Given request:
Return a copy of every line in the records that includes the word "WiFi".

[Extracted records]
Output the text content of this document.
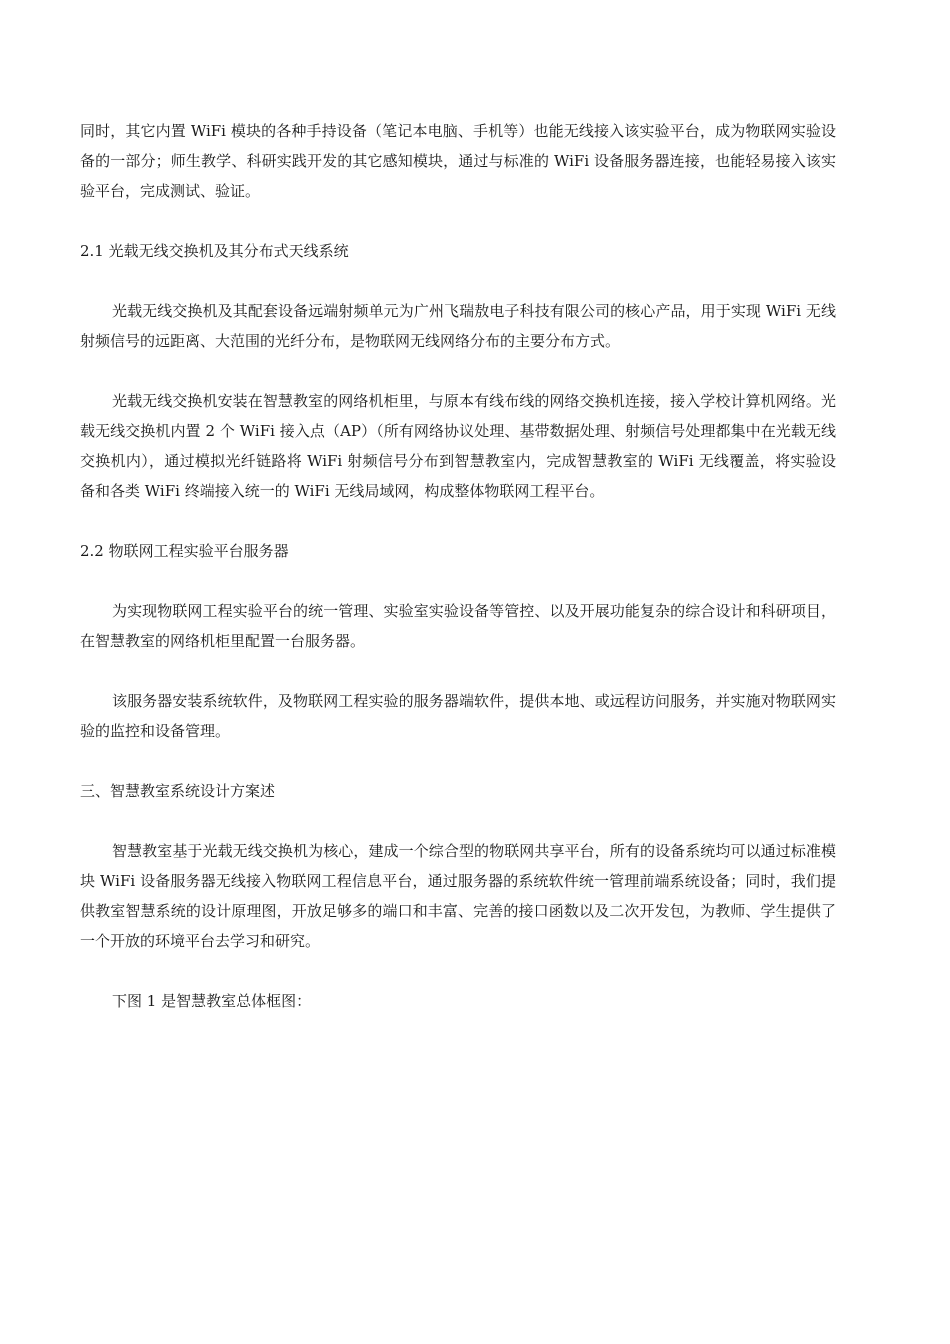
同时，其它内置 WiFi 模块的各种手持设备（笔记本电脑、手机等）也能无线接入该实验平台，成为物联网实验设备的一部分；师生教学、科研实践开发的其它感知模块，通过与标准的 WiFi 设备服务器连接，也能轻易接入该实验平台，完成测试、验证。

2.1 光载无线交换机及其分布式天线系统

光载无线交换机及其配套设备远端射频单元为广州飞瑞敖电子科技有限公司的核心产品，用于实现 WiFi 无线射频信号的远距离、大范围的光纤分布，是物联网无线网络分布的主要分布方式。

光载无线交换机安装在智慧教室的网络机柜里，与原本有线布线的网络交换机连接，接入学校计算机网络。光载无线交换机内置 2 个 WiFi 接入点（AP）（所有网络协议处理、基带数据处理、射频信号处理都集中在光载无线交换机内），通过模拟光纤链路将 WiFi 射频信号分布到智慧教室内，完成智慧教室的 WiFi 无线覆盖，将实验设备和各类 WiFi 终端接入统一的 WiFi 无线局域网，构成整体物联网工程平台。

2.2 物联网工程实验平台服务器

为实现物联网工程实验平台的统一管理、实验室实验设备等管控、以及开展功能复杂的综合设计和科研项目，在智慧教室的网络机柜里配置一台服务器。

该服务器安装系统软件，及物联网工程实验的服务器端软件，提供本地、或远程访问服务，并实施对物联网实验的监控和设备管理。

三、智慧教室系统设计方案述

智慧教室基于光载无线交换机为核心，建成一个综合型的物联网共享平台，所有的设备系统均可以通过标准模块 WiFi 设备服务器无线接入物联网工程信息平台，通过服务器的系统软件统一管理前端系统设备；同时，我们提供教室智慧系统的设计原理图，开放足够多的端口和丰富、完善的接口函数以及二次开发包，为教师、学生提供了一个开放的环境平台去学习和研究。

下图 1 是智慧教室总体框图：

Output for this task:
同时，其它内置 WiFi 模块的各种手持设备（笔记本电脑、手机等）也能无线接入该实验平台，成为物联网实验设备的一部分；师生教学、科研实践开发的其它感知模块，通过与标准的 WiFi 设备服务器连接，也能轻易接入该实验平台，完成测试、验证。
光载无线交换机及其配套设备远端射频单元为广州飞瑞敖电子科技有限公司的核心产品，用于实现 WiFi 无线射频信号的远距离、大范围的光纤分布，是物联网无线网络分布的主要分布方式。
光载无线交换机安装在智慧教室的网络机柜里，与原本有线布线的网络交换机连接，接入学校计算机网络。光载无线交换机内置 2 个 WiFi 接入点（AP）（所有网络协议处理、基带数据处理、射频信号处理都集中在光载无线交换机内），通过模拟光纤链路将 WiFi 射频信号分布到智慧教室内，完成智慧教室的 WiFi 无线覆盖，将实验设备和各类 WiFi 终端接入统一的 WiFi 无线局域网，构成整体物联网工程平台。
智慧教室基于光载无线交换机为核心，建成一个综合型的物联网共享平台，所有的设备系统均可以通过标准模块 WiFi 设备服务器无线接入物联网工程信息平台，通过服务器的系统软件统一管理前端系统设备；同时，我们提供教室智慧系统的设计原理图，开放足够多的端口和丰富、完善的接口函数以及二次开发包，为教师、学生提供了一个开放的环境平台去学习和研究。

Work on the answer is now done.